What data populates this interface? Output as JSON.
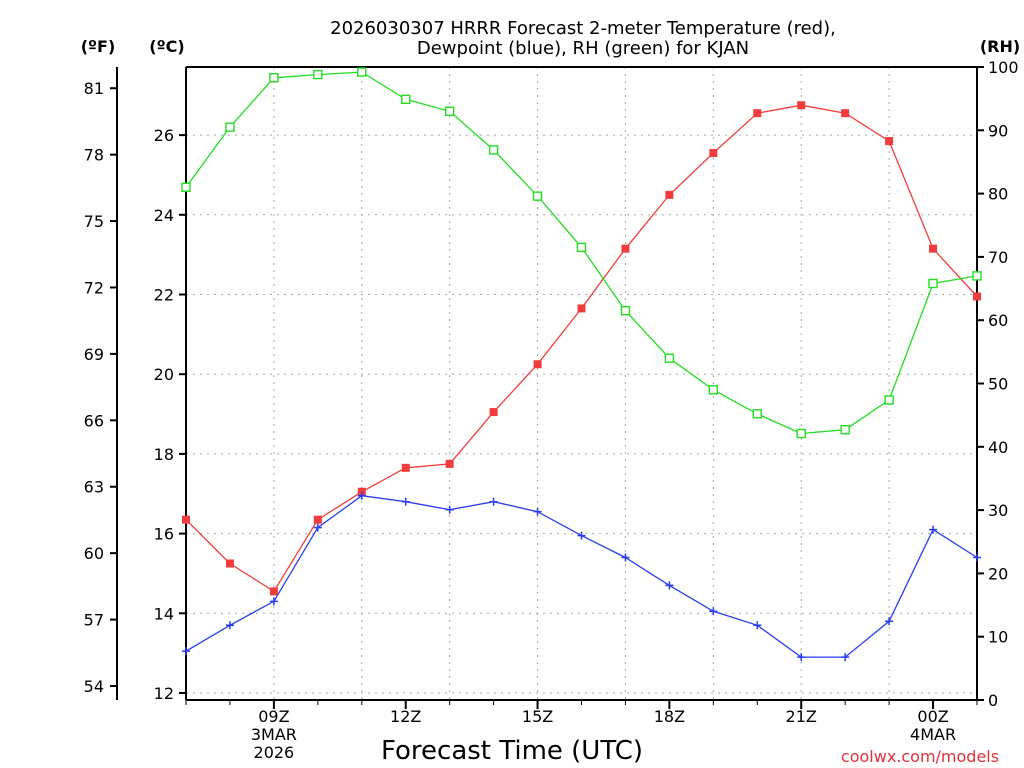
{
  "chart_data": {
    "type": "line",
    "title": [
      "2026030307 HRRR Forecast 2-meter Temperature (red),",
      "Dewpoint (blue), RH (green) for KJAN"
    ],
    "xlabel": "Forecast Time (UTC)",
    "credit": "coolwx.com/models",
    "units": {
      "fahrenheit": "(ºF)",
      "celsius": "(ºC)",
      "rh": "(RH)"
    },
    "x_hours": [
      7,
      8,
      9,
      10,
      11,
      12,
      13,
      14,
      15,
      16,
      17,
      18,
      19,
      20,
      21,
      22,
      23,
      24,
      25
    ],
    "x_ticks": [
      {
        "hour": 9,
        "lines": [
          "09Z",
          "3MAR",
          "2026"
        ]
      },
      {
        "hour": 12,
        "lines": [
          "12Z"
        ]
      },
      {
        "hour": 15,
        "lines": [
          "15Z"
        ]
      },
      {
        "hour": 18,
        "lines": [
          "18Z"
        ]
      },
      {
        "hour": 21,
        "lines": [
          "21Z"
        ]
      },
      {
        "hour": 24,
        "lines": [
          "00Z",
          "4MAR"
        ]
      }
    ],
    "x_range": [
      7,
      25
    ],
    "celsius_range": [
      12,
      27.7
    ],
    "celsius_ticks": [
      "12",
      "14",
      "16",
      "18",
      "20",
      "22",
      "24",
      "26"
    ],
    "fahrenheit_ticks": [
      "54",
      "57",
      "60",
      "63",
      "66",
      "69",
      "72",
      "75",
      "78",
      "81"
    ],
    "rh_range": [
      0,
      100
    ],
    "rh_ticks": [
      "0",
      "10",
      "20",
      "30",
      "40",
      "50",
      "60",
      "70",
      "80",
      "90",
      "100"
    ],
    "grid": true,
    "series": [
      {
        "name": "Temperature",
        "unit": "C",
        "color": "#f03c3c",
        "marker": "filled-square",
        "values": [
          16.35,
          15.25,
          14.55,
          16.35,
          17.05,
          17.65,
          17.75,
          19.05,
          20.25,
          21.65,
          23.15,
          24.5,
          25.55,
          26.55,
          26.75,
          26.55,
          25.85,
          23.15,
          21.95
        ]
      },
      {
        "name": "Dewpoint",
        "unit": "C",
        "color": "#2a3cf0",
        "marker": "plus",
        "values": [
          13.05,
          13.7,
          14.3,
          16.15,
          16.95,
          16.8,
          16.6,
          16.8,
          16.55,
          15.95,
          15.4,
          14.7,
          14.05,
          13.7,
          12.9,
          12.9,
          13.8,
          16.1,
          15.4
        ]
      },
      {
        "name": "RH",
        "unit": "%",
        "color": "#22dd22",
        "marker": "open-square",
        "values": [
          81,
          90.5,
          98.3,
          98.8,
          99.2,
          94.9,
          93.0,
          86.9,
          79.6,
          71.5,
          61.5,
          54.0,
          49.0,
          45.2,
          42.1,
          42.7,
          47.4,
          65.8,
          67.0
        ]
      }
    ]
  }
}
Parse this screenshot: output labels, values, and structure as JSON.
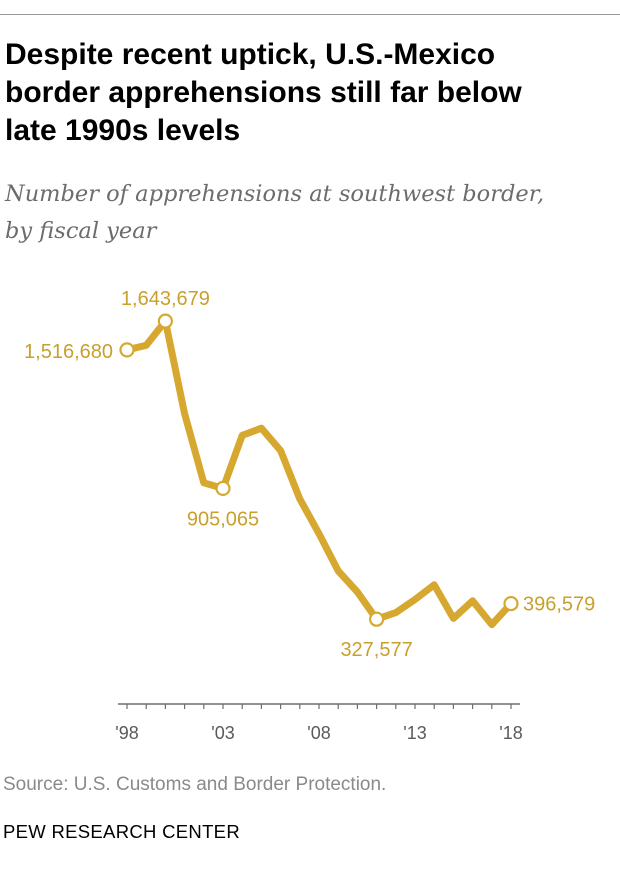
{
  "title": "Despite recent uptick, U.S.-Mexico\nborder apprehensions still far below\nlate 1990s levels",
  "subtitle": "Number of apprehensions at southwest border,\nby fiscal year",
  "source": "Source: U.S. Customs and Border Protection.",
  "brand": "PEW RESEARCH CENTER",
  "colors": {
    "line": "#d6a830",
    "label": "#c9a02c",
    "axis": "#6e6e6e",
    "marker_fill": "#ffffff"
  },
  "chart_data": {
    "type": "line",
    "title": "Despite recent uptick, U.S.-Mexico border apprehensions still far below late 1990s levels",
    "subtitle": "Number of apprehensions at southwest border, by fiscal year",
    "xlabel": "",
    "ylabel": "",
    "x": [
      1998,
      1999,
      2000,
      2001,
      2002,
      2003,
      2004,
      2005,
      2006,
      2007,
      2008,
      2009,
      2010,
      2011,
      2012,
      2013,
      2014,
      2015,
      2016,
      2017,
      2018
    ],
    "series": [
      {
        "values": [
          1516680,
          1537000,
          1643679,
          1235000,
          929800,
          905065,
          1139000,
          1171000,
          1072000,
          858600,
          705000,
          540900,
          447700,
          327577,
          356900,
          414400,
          479400,
          331300,
          408900,
          303900,
          396579
        ]
      }
    ],
    "x_ticks": [
      1998,
      2003,
      2008,
      2013,
      2018
    ],
    "x_tick_labels": [
      "'98",
      "'03",
      "'08",
      "'13",
      "'18"
    ],
    "ylim": [
      0,
      1800000
    ],
    "grid": false,
    "legend": "none",
    "annotations": [
      {
        "x": 1998,
        "text": "1,516,680",
        "position": "left"
      },
      {
        "x": 2000,
        "text": "1,643,679",
        "position": "above"
      },
      {
        "x": 2003,
        "text": "905,065",
        "position": "below"
      },
      {
        "x": 2011,
        "text": "327,577",
        "position": "below"
      },
      {
        "x": 2018,
        "text": "396,579",
        "position": "right"
      }
    ]
  }
}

____________

To be done – Answer with one number only: how many lines above contain the word "name".

Response to the exercise – 3